* Task *
All lines in the data bearing the string "etter" should be identified and copied.

** Start of Input rows **

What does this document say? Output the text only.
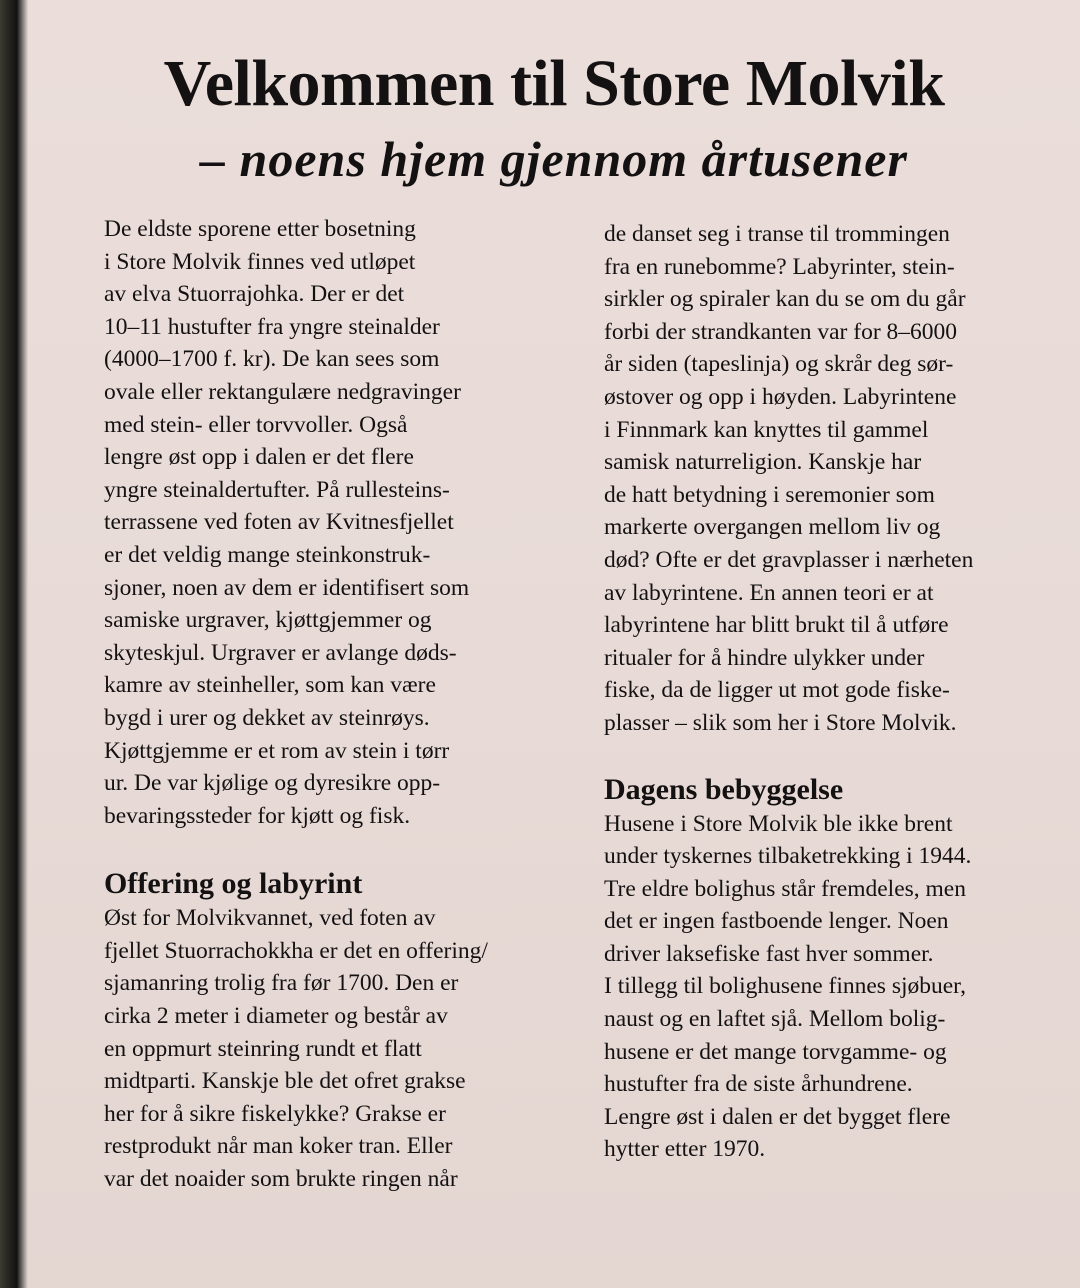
Velkommen til Store Molvik
– noens hjem gjennom årtusener
De eldste sporene etter bosetning
i Store Molvik finnes ved utløpet
av elva Stuorrajohka. Der er det
10–11 hustufter fra yngre steinalder
(4000–1700 f. kr). De kan sees som
ovale eller rektangulære nedgravinger
med stein- eller torvvoller. Også
lengre øst opp i dalen er det flere
yngre steinaldertufter. På rullesteins-
terrassene ved foten av Kvitnesfjellet
er det veldig mange steinkonstruk-
sjoner, noen av dem er identifisert som
samiske urgraver, kjøttgjemmer og
skyteskjul. Urgraver er avlange døds-
kamre av steinheller, som kan være
bygd i urer og dekket av steinrøys.
Kjøttgjemme er et rom av stein i tørr
ur. De var kjølige og dyresikre opp-
bevaringssteder for kjøtt og fisk.
Offering og labyrint
Øst for Molvikvannet, ved foten av
fjellet Stuorrachokkha er det en offering/
sjamanring trolig fra før 1700. Den er
cirka 2 meter i diameter og består av
en oppmurt steinring rundt et flatt
midtparti. Kanskje ble det ofret grakse
her for å sikre fiskelykke? Grakse er
restprodukt når man koker tran. Eller
var det noaider som brukte ringen når
de danset seg i transe til trommingen
fra en runebomme? Labyrinter, stein-
sirkler og spiraler kan du se om du går
forbi der strandkanten var for 8–6000
år siden (tapeslinja) og skrår deg sør-
østover og opp i høyden. Labyrintene
i Finnmark kan knyttes til gammel
samisk naturreligion. Kanskje har
de hatt betydning i seremonier som
markerte overgangen mellom liv og
død? Ofte er det gravplasser i nærheten
av labyrintene. En annen teori er at
labyrintene har blitt brukt til å utføre
ritualer for å hindre ulykker under
fiske, da de ligger ut mot gode fiske-
plasser – slik som her i Store Molvik.
Dagens bebyggelse
Husene i Store Molvik ble ikke brent
under tyskernes tilbaketrekking i 1944.
Tre eldre bolighus står fremdeles, men
det er ingen fastboende lenger. Noen
driver laksefiske fast hver sommer.
I tillegg til bolighusene finnes sjøbuer,
naust og en laftet sjå. Mellom bolig-
husene er det mange torvgamme- og
hustufter fra de siste århundrene.
Lengre øst i dalen er det bygget flere
hytter etter 1970.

** End of Input rows **

* Reply to the task *
De eldste sporene etter bosetning
hytter etter 1970.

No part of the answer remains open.